> **Records for the exercise**:
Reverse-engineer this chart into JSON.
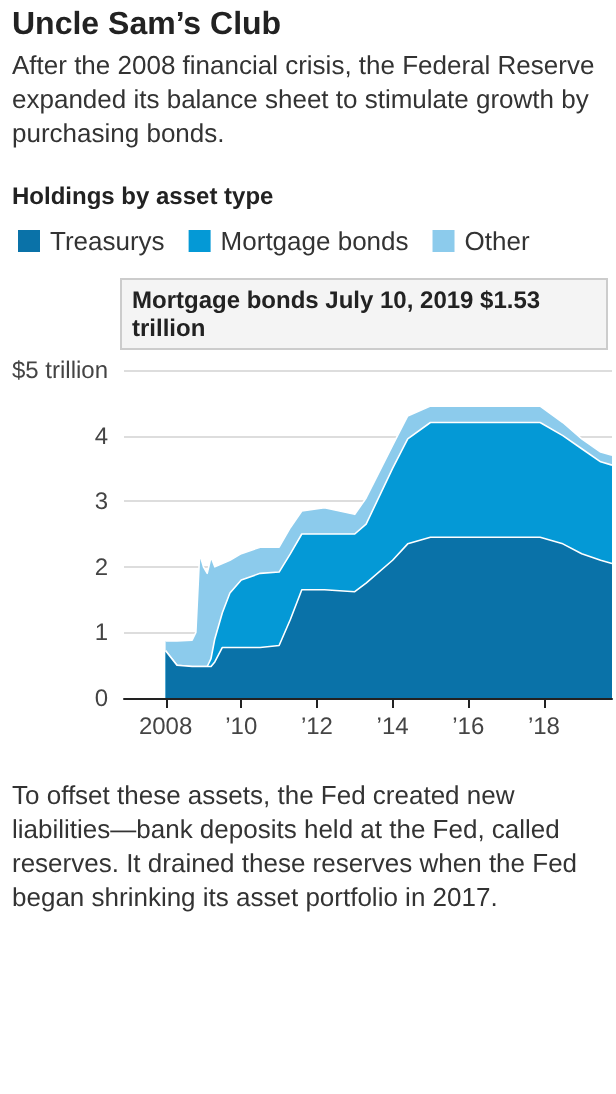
{
  "chart_data": {
    "type": "area",
    "stacked": true,
    "title": "Uncle Sam’s Club",
    "subtitle": "After the 2008 financial crisis, the Federal Reserve expanded its balance sheet to stimulate growth by purchasing bonds.",
    "legend_title": "Holdings by asset type",
    "annotations": [
      "Mortgage bonds  July 10, 2019  $1.53 trillion",
      "To offset these assets, the Fed created new liabilities—bank deposits held at the Fed, called reserves. It drained these reserves when the Fed began shrinking its asset portfolio in 2017."
    ],
    "x": [
      2008.0,
      2008.3,
      2008.7,
      2008.8,
      2008.9,
      2009.0,
      2009.1,
      2009.2,
      2009.3,
      2009.5,
      2009.7,
      2010.0,
      2010.5,
      2011.0,
      2011.3,
      2011.6,
      2012.2,
      2013.0,
      2013.3,
      2014.0,
      2014.4,
      2015.0,
      2017.9,
      2018.5,
      2019.0,
      2019.5,
      2019.8
    ],
    "series": [
      {
        "name": "Treasurys",
        "color": "#0a72a8",
        "values": [
          0.72,
          0.5,
          0.48,
          0.48,
          0.48,
          0.48,
          0.48,
          0.48,
          0.55,
          0.77,
          0.77,
          0.77,
          0.77,
          0.8,
          1.2,
          1.65,
          1.65,
          1.62,
          1.75,
          2.1,
          2.35,
          2.45,
          2.45,
          2.35,
          2.2,
          2.1,
          2.05
        ]
      },
      {
        "name": "Mortgage bonds",
        "color": "#0499d6",
        "values": [
          0,
          0,
          0,
          0,
          0,
          0,
          0,
          0.12,
          0.35,
          0.53,
          0.83,
          1.03,
          1.13,
          1.12,
          1.0,
          0.85,
          0.85,
          0.88,
          0.9,
          1.4,
          1.6,
          1.75,
          1.75,
          1.65,
          1.6,
          1.5,
          1.5
        ]
      },
      {
        "name": "Other",
        "color": "#8ccbec",
        "values": [
          0.15,
          0.37,
          0.4,
          0.52,
          1.72,
          1.52,
          1.42,
          1.55,
          1.1,
          0.75,
          0.5,
          0.4,
          0.4,
          0.38,
          0.4,
          0.35,
          0.4,
          0.3,
          0.4,
          0.35,
          0.35,
          0.25,
          0.25,
          0.2,
          0.15,
          0.15,
          0.15
        ]
      }
    ],
    "xlim": [
      2006.9,
      2019.8
    ],
    "xticks": [
      {
        "value": 2008,
        "label": "2008"
      },
      {
        "value": 2010,
        "label": "’10"
      },
      {
        "value": 2012,
        "label": "’12"
      },
      {
        "value": 2014,
        "label": "’14"
      },
      {
        "value": 2016,
        "label": "’16"
      },
      {
        "value": 2018,
        "label": "’18"
      }
    ],
    "ylim": [
      0,
      5
    ],
    "yticks": [
      0,
      1,
      2,
      3,
      4,
      {
        "value": 5,
        "label": "$5 trillion"
      }
    ],
    "grid": "y",
    "legend": "top left"
  }
}
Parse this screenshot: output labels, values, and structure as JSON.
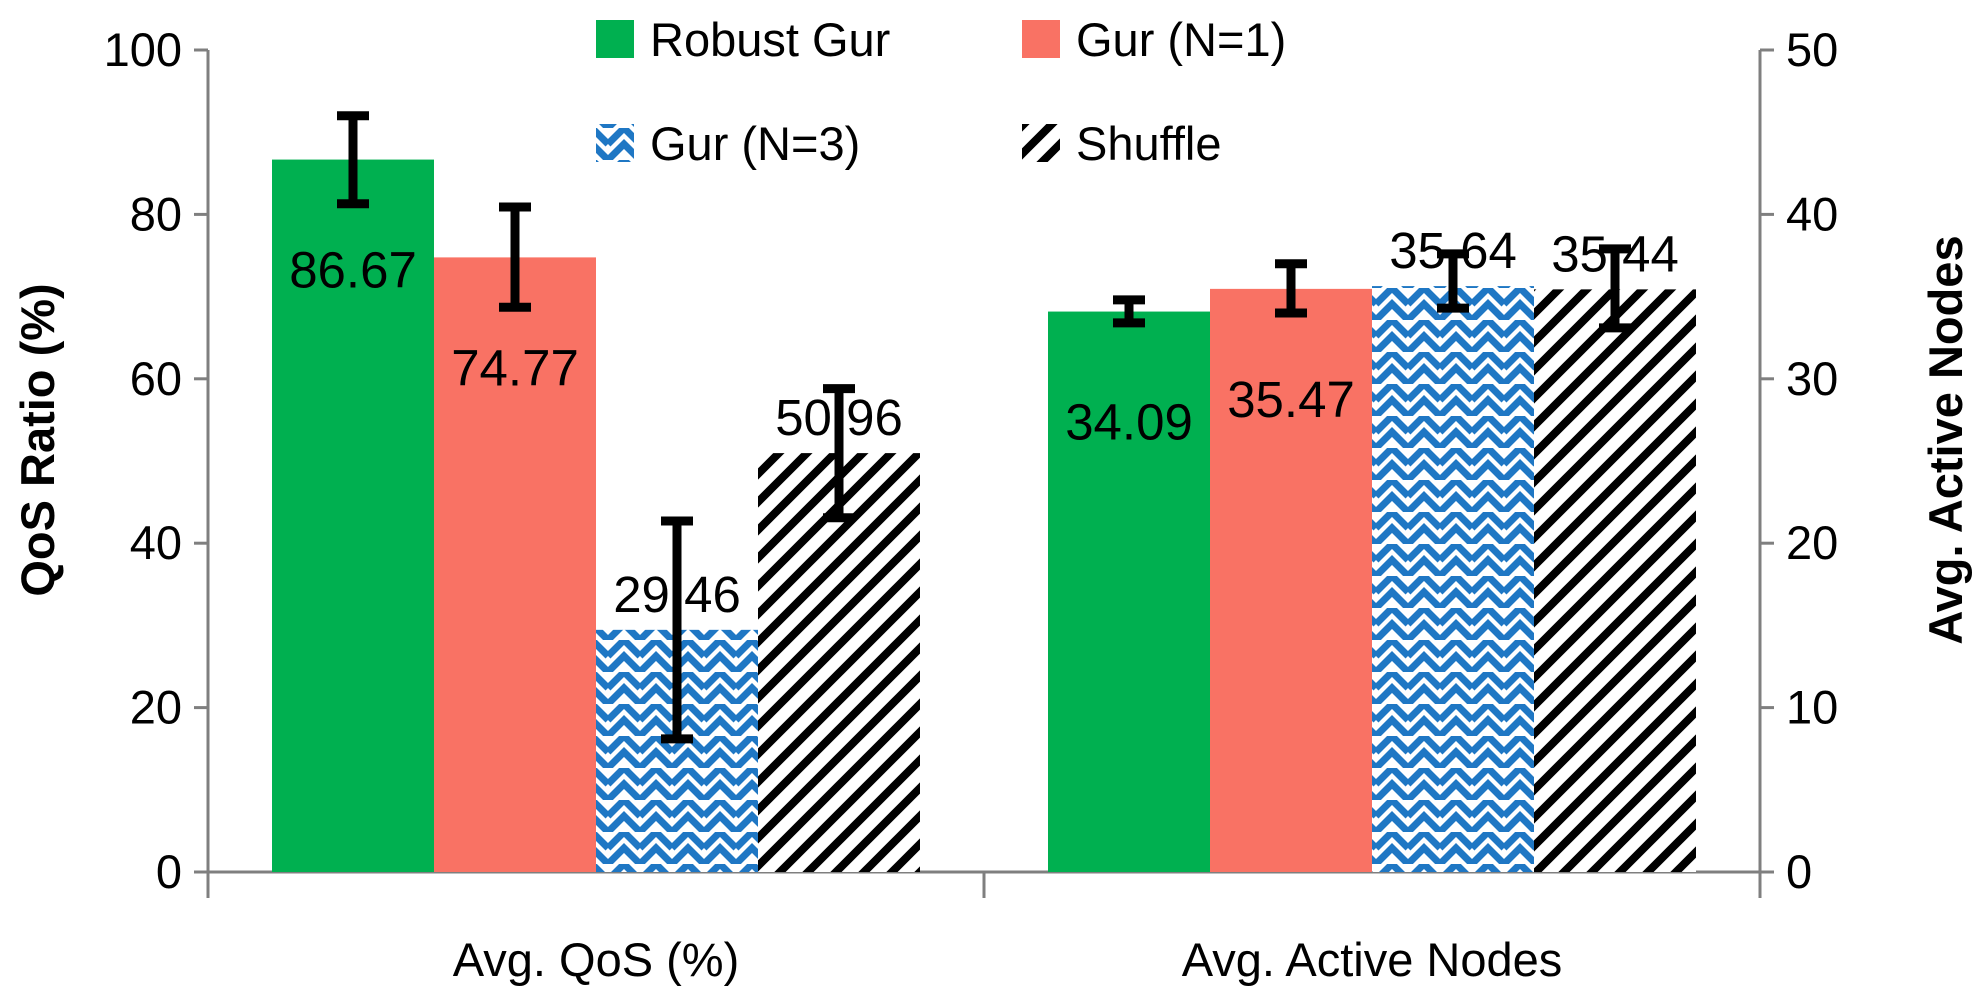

> **Problem details**: Transcribe all of the material exactly, leaving out whatever pictures it contains.

> **The response**:
Reverse-engineer this chart into JSON.
{
  "chart_data": {
    "type": "area",
    "stacked": true,
    "title": "Uncle Sam’s Club",
    "subtitle": "After the 2008 financial crisis, the Federal Reserve expanded its balance sheet to stimulate growth by purchasing bonds.",
    "legend_title": "Holdings by asset type",
    "annotations": [
      "Mortgage bonds  July 10, 2019  $1.53 trillion",
      "To offset these assets, the Fed created new liabilities—bank deposits held at the Fed, called reserves. It drained these reserves when the Fed began shrinking its asset portfolio in 2017."
    ],
    "x": [
      2008.0,
      2008.3,
      2008.7,
      2008.8,
      2008.9,
      2009.0,
      2009.1,
      2009.2,
      2009.3,
      2009.5,
      2009.7,
      2010.0,
      2010.5,
      2011.0,
      2011.3,
      2011.6,
      2012.2,
      2013.0,
      2013.3,
      2014.0,
      2014.4,
      2015.0,
      2017.9,
      2018.5,
      2019.0,
      2019.5,
      2019.8
    ],
    "series": [
      {
        "name": "Treasurys",
        "color": "#0a72a8",
        "values": [
          0.72,
          0.5,
          0.48,
          0.48,
          0.48,
          0.48,
          0.48,
          0.48,
          0.55,
          0.77,
          0.77,
          0.77,
          0.77,
          0.8,
          1.2,
          1.65,
          1.65,
          1.62,
          1.75,
          2.1,
          2.35,
          2.45,
          2.45,
          2.35,
          2.2,
          2.1,
          2.05
        ]
      },
      {
        "name": "Mortgage bonds",
        "color": "#0499d6",
        "values": [
          0,
          0,
          0,
          0,
          0,
          0,
          0,
          0.12,
          0.35,
          0.53,
          0.83,
          1.03,
          1.13,
          1.12,
          1.0,
          0.85,
          0.85,
          0.88,
          0.9,
          1.4,
          1.6,
          1.75,
          1.75,
          1.65,
          1.6,
          1.5,
          1.5
        ]
      },
      {
        "name": "Other",
        "color": "#8ccbec",
        "values": [
          0.15,
          0.37,
          0.4,
          0.52,
          1.72,
          1.52,
          1.42,
          1.55,
          1.1,
          0.75,
          0.5,
          0.4,
          0.4,
          0.38,
          0.4,
          0.35,
          0.4,
          0.3,
          0.4,
          0.35,
          0.35,
          0.25,
          0.25,
          0.2,
          0.15,
          0.15,
          0.15
        ]
      }
    ],
    "xlim": [
      2006.9,
      2019.8
    ],
    "xticks": [
      {
        "value": 2008,
        "label": "2008"
      },
      {
        "value": 2010,
        "label": "’10"
      },
      {
        "value": 2012,
        "label": "’12"
      },
      {
        "value": 2014,
        "label": "’14"
      },
      {
        "value": 2016,
        "label": "’16"
      },
      {
        "value": 2018,
        "label": "’18"
      }
    ],
    "ylim": [
      0,
      5
    ],
    "yticks": [
      0,
      1,
      2,
      3,
      4,
      {
        "value": 5,
        "label": "$5 trillion"
      }
    ],
    "grid": "y",
    "legend": "top left"
  }
}
Parse this screenshot: output labels, values, and structure as JSON.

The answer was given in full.